[START]
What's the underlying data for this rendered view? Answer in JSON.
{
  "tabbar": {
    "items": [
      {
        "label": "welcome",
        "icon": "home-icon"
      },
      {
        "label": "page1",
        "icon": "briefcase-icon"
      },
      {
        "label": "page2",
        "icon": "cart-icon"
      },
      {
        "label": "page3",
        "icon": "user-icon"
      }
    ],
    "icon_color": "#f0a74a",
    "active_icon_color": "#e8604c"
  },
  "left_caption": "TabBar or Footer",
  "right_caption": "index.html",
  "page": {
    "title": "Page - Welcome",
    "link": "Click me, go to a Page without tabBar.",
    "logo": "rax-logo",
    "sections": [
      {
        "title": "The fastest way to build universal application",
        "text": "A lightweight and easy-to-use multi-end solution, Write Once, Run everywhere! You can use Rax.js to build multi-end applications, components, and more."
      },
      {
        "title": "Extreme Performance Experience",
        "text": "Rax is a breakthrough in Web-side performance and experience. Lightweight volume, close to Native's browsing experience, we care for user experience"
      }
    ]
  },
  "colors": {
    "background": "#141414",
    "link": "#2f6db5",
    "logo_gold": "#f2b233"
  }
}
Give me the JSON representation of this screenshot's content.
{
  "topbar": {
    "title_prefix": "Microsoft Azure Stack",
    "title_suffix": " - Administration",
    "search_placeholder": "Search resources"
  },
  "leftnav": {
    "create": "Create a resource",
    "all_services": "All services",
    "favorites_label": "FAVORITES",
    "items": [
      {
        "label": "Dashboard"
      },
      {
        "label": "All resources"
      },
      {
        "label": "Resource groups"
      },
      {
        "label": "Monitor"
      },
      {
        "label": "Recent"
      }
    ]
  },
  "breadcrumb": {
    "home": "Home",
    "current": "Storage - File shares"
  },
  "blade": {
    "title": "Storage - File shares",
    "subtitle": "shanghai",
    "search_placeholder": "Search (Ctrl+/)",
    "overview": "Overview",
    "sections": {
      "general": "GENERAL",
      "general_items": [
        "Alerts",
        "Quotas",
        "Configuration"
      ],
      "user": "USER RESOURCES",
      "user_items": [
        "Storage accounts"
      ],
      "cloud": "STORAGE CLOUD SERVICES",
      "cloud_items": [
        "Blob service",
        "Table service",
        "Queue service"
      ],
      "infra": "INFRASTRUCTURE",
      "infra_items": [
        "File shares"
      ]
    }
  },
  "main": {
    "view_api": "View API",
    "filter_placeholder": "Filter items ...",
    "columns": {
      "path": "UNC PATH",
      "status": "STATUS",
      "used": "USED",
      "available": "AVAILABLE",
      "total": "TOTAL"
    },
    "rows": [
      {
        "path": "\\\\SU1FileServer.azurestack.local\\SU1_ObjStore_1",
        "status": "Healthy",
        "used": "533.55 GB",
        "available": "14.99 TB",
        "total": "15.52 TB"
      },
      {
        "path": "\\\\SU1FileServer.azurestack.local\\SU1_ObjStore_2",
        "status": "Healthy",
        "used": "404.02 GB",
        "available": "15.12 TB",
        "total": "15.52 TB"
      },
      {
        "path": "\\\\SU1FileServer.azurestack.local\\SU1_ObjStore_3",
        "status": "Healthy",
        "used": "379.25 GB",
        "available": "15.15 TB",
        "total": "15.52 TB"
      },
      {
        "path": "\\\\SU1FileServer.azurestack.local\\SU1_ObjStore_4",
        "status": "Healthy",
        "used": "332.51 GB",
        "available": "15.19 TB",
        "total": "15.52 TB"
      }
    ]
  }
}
[END]
**Aim**
Quote all of the entries exactly as they appear.

**Written answer**
What's the underlying data for this rendered view? Answer in JSON.
{
  "tabbar": {
    "items": [
      {
        "label": "welcome",
        "icon": "home-icon"
      },
      {
        "label": "page1",
        "icon": "briefcase-icon"
      },
      {
        "label": "page2",
        "icon": "cart-icon"
      },
      {
        "label": "page3",
        "icon": "user-icon"
      }
    ],
    "icon_color": "#f0a74a",
    "active_icon_color": "#e8604c"
  },
  "left_caption": "TabBar or Footer",
  "right_caption": "index.html",
  "page": {
    "title": "Page - Welcome",
    "link": "Click me, go to a Page without tabBar.",
    "logo": "rax-logo",
    "sections": [
      {
        "title": "The fastest way to build universal application",
        "text": "A lightweight and easy-to-use multi-end solution, Write Once, Run everywhere! You can use Rax.js to build multi-end applications, components, and more."
      },
      {
        "title": "Extreme Performance Experience",
        "text": "Rax is a breakthrough in Web-side performance and experience. Lightweight volume, close to Native's browsing experience, we care for user experience"
      }
    ]
  },
  "colors": {
    "background": "#141414",
    "link": "#2f6db5",
    "logo_gold": "#f2b233"
  }
}
Give me the JSON representation of this screenshot's content.
{
  "topbar": {
    "title_prefix": "Microsoft Azure Stack",
    "title_suffix": " - Administration",
    "search_placeholder": "Search resources"
  },
  "leftnav": {
    "create": "Create a resource",
    "all_services": "All services",
    "favorites_label": "FAVORITES",
    "items": [
      {
        "label": "Dashboard"
      },
      {
        "label": "All resources"
      },
      {
        "label": "Resource groups"
      },
      {
        "label": "Monitor"
      },
      {
        "label": "Recent"
      }
    ]
  },
  "breadcrumb": {
    "home": "Home",
    "current": "Storage - File shares"
  },
  "blade": {
    "title": "Storage - File shares",
    "subtitle": "shanghai",
    "search_placeholder": "Search (Ctrl+/)",
    "overview": "Overview",
    "sections": {
      "general": "GENERAL",
      "general_items": [
        "Alerts",
        "Quotas",
        "Configuration"
      ],
      "user": "USER RESOURCES",
      "user_items": [
        "Storage accounts"
      ],
      "cloud": "STORAGE CLOUD SERVICES",
      "cloud_items": [
        "Blob service",
        "Table service",
        "Queue service"
      ],
      "infra": "INFRASTRUCTURE",
      "infra_items": [
        "File shares"
      ]
    }
  },
  "main": {
    "view_api": "View API",
    "filter_placeholder": "Filter items ...",
    "columns": {
      "path": "UNC PATH",
      "status": "STATUS",
      "used": "USED",
      "available": "AVAILABLE",
      "total": "TOTAL"
    },
    "rows": [
      {
        "path": "\\\\SU1FileServer.azurestack.local\\SU1_ObjStore_1",
        "status": "Healthy",
        "used": "533.55 GB",
        "available": "14.99 TB",
        "total": "15.52 TB"
      },
      {
        "path": "\\\\SU1FileServer.azurestack.local\\SU1_ObjStore_2",
        "status": "Healthy",
        "used": "404.02 GB",
        "available": "15.12 TB",
        "total": "15.52 TB"
      },
      {
        "path": "\\\\SU1FileServer.azurestack.local\\SU1_ObjStore_3",
        "status": "Healthy",
        "used": "379.25 GB",
        "available": "15.15 TB",
        "total": "15.52 TB"
      },
      {
        "path": "\\\\SU1FileServer.azurestack.local\\SU1_ObjStore_4",
        "status": "Healthy",
        "used": "332.51 GB",
        "available": "15.19 TB",
        "total": "15.52 TB"
      }
    ]
  }
}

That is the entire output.